:: TASK BRIEF ::
Using the data below, gather each line that includes the word "siguiente".

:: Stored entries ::

BEGIN

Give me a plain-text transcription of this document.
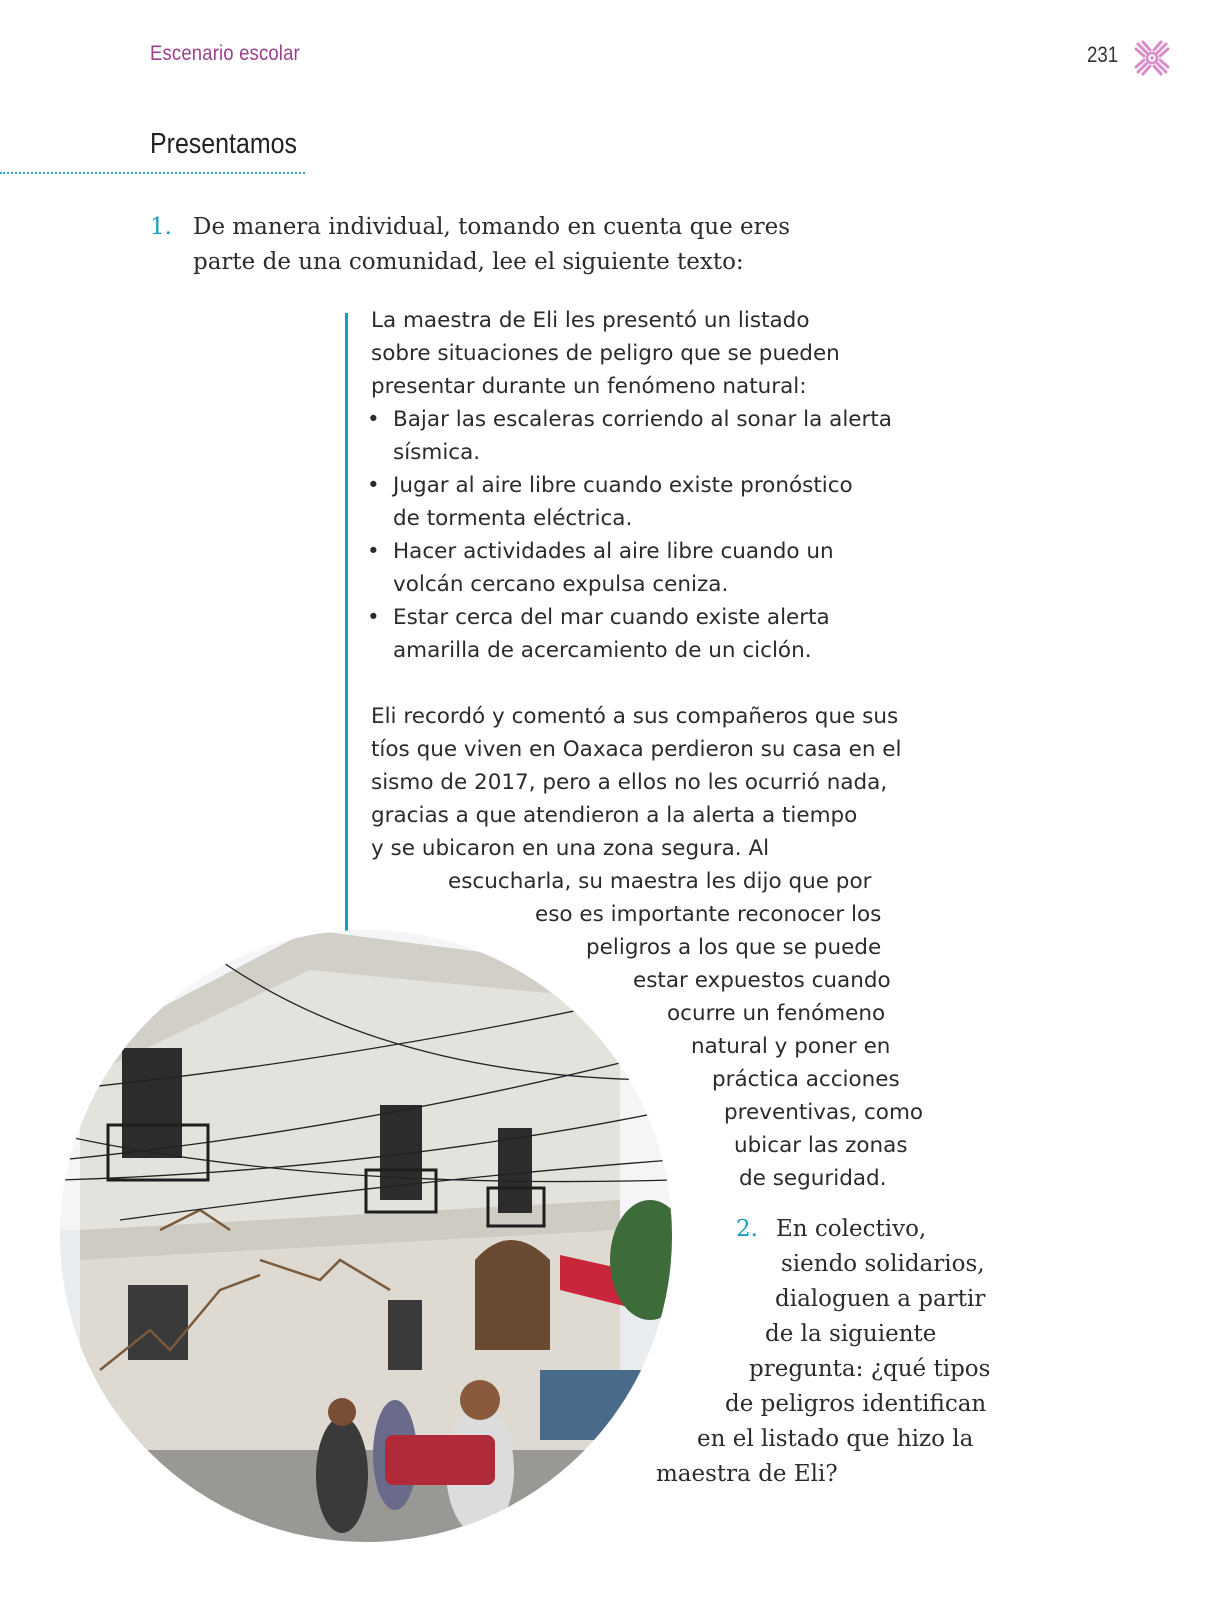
Escenario escolar	231
Presentamos
1. De manera individual, tomando en cuenta que eres
parte de una comunidad, lee el siguiente texto:
La maestra de Eli les presentó un listado
sobre situaciones de peligro que se pueden
presentar durante un fenómeno natural:
• Bajar las escaleras corriendo al sonar la alerta
sísmica.
• Jugar al aire libre cuando existe pronóstico
de tormenta eléctrica.
• Hacer actividades al aire libre cuando un
volcán cercano expulsa ceniza.
• Estar cerca del mar cuando existe alerta
amarilla de acercamiento de un ciclón.
Eli recordó y comentó a sus compañeros que sus
tíos que viven en Oaxaca perdieron su casa en el
sismo de 2017, pero a ellos no les ocurrió nada,
gracias a que atendieron a la alerta a tiempo
y se ubicaron en una zona segura. Al
escucharla, su maestra les dijo que por
eso es importante reconocer los
peligros a los que se puede
estar expuestos cuando
ocurre un fenómeno
natural y poner en
práctica acciones
preventivas, como
ubicar las zonas
de seguridad.
2. En colectivo,
siendo solidarios,
dialoguen a partir
de la siguiente
pregunta: ¿qué tipos
de peligros identifican
en el listado que hizo la
maestra de Eli?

END

:: FULL ANSWER ::
parte de una comunidad, lee el siguiente texto:
de la siguiente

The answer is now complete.